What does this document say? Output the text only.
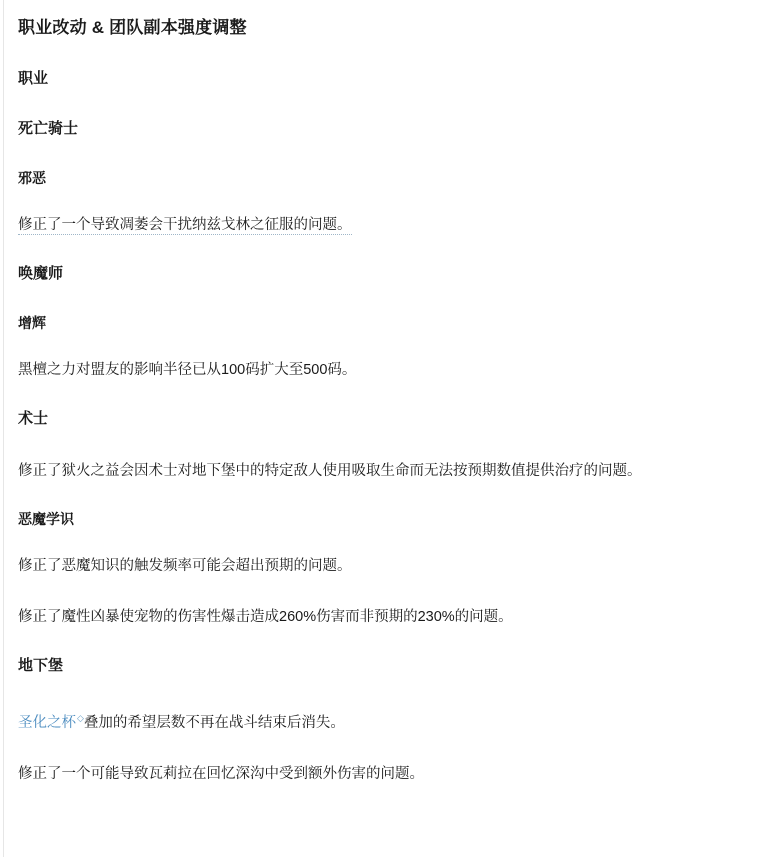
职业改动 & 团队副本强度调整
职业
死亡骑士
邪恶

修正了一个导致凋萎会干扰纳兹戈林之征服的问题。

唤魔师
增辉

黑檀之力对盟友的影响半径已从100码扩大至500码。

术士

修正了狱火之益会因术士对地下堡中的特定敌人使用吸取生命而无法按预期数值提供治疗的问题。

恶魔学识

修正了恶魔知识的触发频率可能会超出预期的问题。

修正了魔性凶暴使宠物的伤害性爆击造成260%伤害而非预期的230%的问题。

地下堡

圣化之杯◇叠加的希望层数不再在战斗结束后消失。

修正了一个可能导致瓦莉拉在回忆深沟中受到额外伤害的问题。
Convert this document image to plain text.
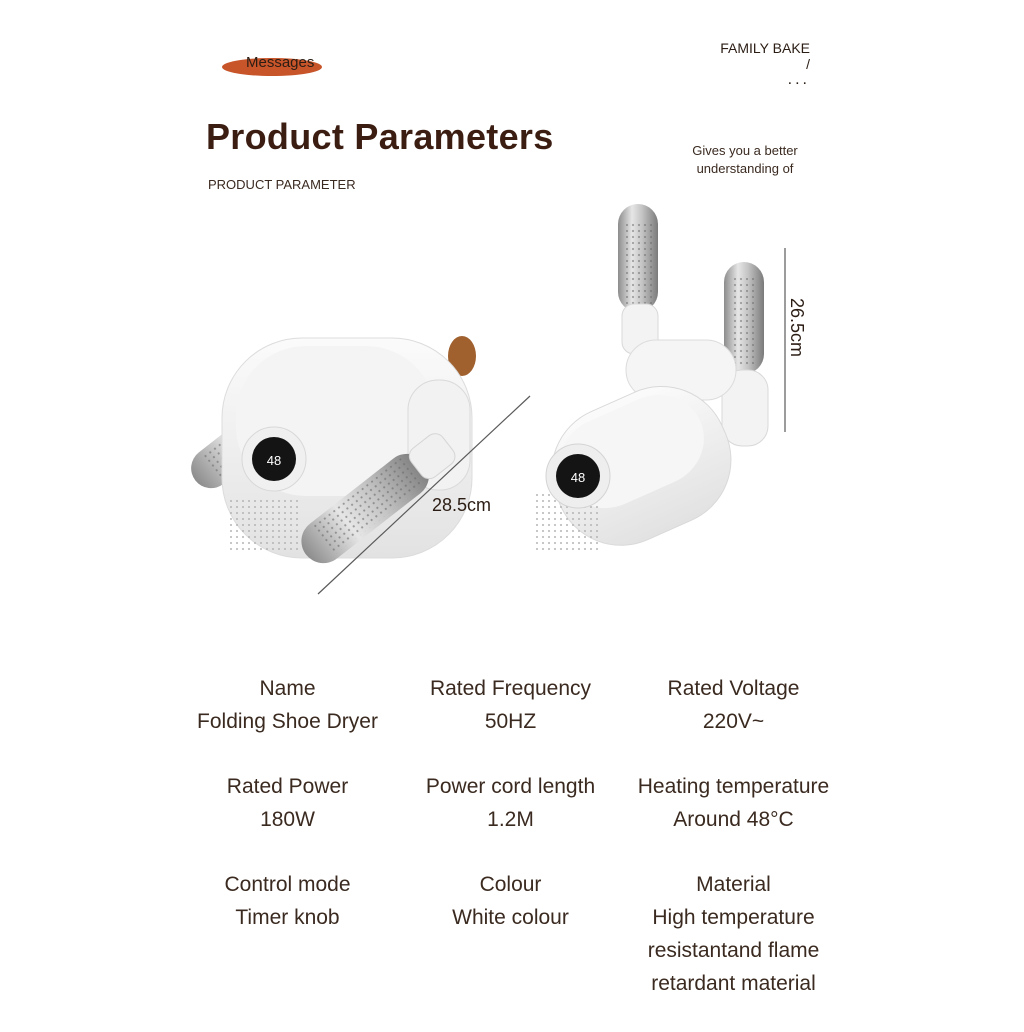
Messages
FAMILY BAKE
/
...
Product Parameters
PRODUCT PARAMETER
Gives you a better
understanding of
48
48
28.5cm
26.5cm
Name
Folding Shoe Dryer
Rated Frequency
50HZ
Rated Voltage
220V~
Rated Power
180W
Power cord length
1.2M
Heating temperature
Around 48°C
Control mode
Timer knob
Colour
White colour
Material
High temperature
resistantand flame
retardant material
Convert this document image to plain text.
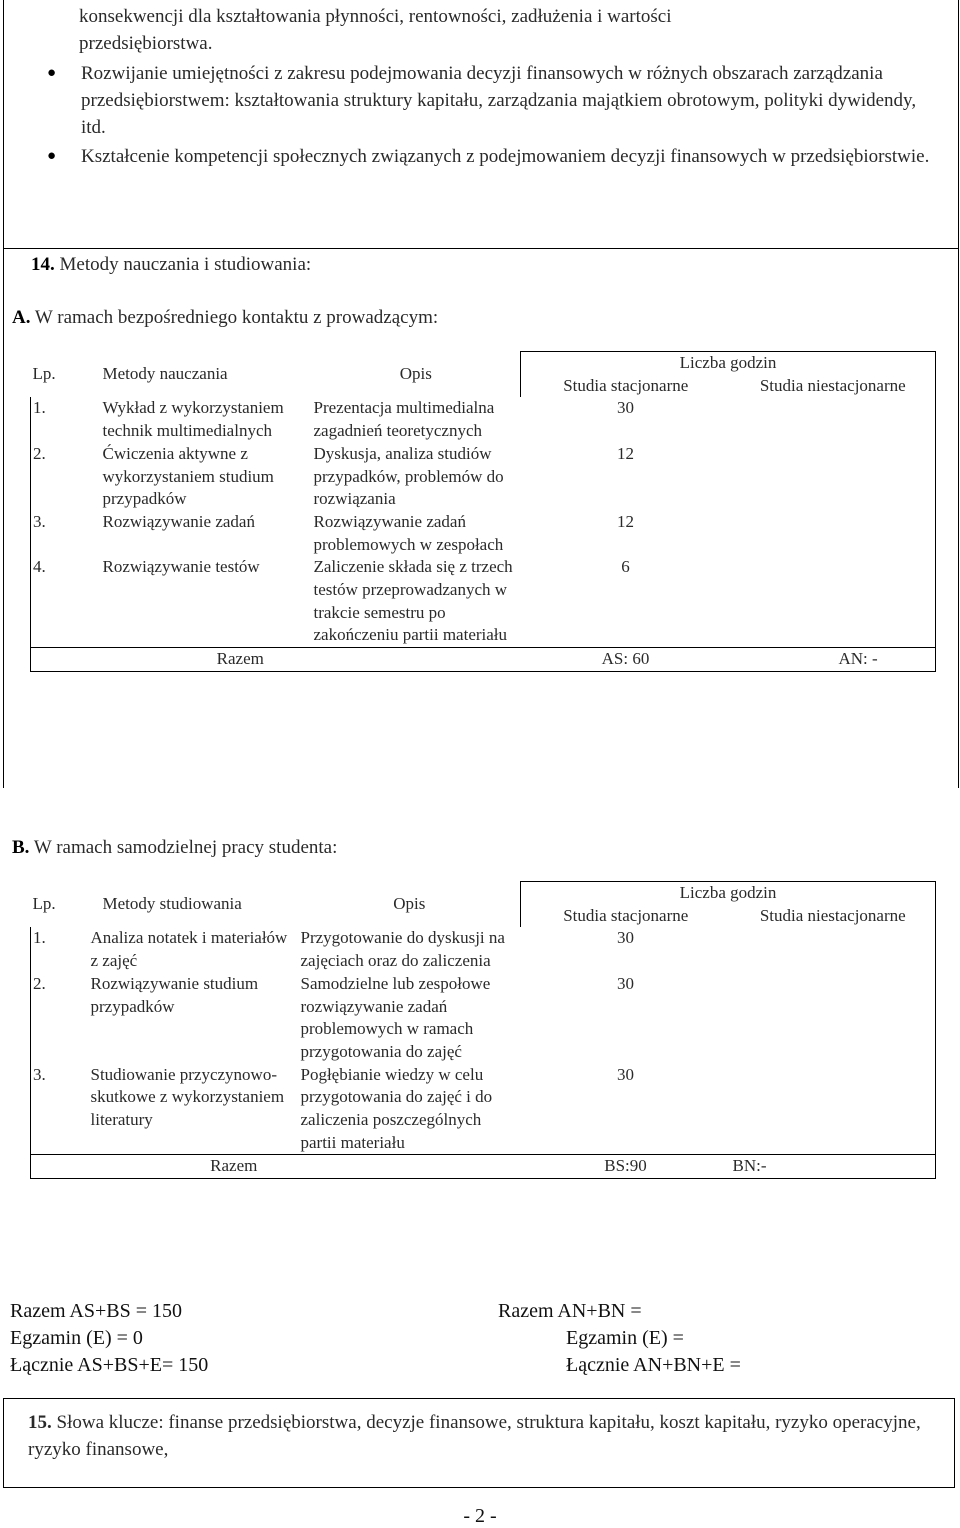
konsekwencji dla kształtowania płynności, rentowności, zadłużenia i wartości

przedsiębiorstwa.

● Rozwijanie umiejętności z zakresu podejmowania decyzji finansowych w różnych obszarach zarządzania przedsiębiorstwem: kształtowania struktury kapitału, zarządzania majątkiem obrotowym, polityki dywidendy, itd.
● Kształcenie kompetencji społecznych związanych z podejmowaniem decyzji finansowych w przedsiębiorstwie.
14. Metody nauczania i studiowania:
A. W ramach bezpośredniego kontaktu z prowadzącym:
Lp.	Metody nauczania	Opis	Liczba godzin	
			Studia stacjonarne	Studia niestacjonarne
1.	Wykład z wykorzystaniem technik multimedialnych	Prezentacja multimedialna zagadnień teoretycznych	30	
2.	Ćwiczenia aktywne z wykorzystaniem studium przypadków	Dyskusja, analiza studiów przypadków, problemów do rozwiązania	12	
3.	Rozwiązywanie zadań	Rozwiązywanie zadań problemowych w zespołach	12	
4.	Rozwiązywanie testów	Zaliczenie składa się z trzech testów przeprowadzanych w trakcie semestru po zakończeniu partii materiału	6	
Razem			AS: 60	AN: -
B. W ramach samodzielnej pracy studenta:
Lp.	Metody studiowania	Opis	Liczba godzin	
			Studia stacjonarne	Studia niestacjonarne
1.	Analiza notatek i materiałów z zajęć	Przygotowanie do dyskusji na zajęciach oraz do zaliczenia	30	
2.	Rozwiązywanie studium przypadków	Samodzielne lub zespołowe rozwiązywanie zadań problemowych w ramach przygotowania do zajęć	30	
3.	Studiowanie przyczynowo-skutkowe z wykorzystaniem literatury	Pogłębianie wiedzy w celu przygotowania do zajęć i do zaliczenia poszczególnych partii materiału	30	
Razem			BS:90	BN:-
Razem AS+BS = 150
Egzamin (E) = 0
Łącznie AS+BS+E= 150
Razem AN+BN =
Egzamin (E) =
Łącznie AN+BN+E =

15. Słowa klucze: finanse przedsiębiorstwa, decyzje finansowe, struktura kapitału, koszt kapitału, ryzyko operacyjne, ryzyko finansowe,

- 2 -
◆ ◆ ◆ ◆ ◆ ◆ ◆
▶ _Task to carry out_:
State the number of lines in the records that contain the string "przedsiębiorstwa", and nothing more.

▶ _Exercise answer_:
2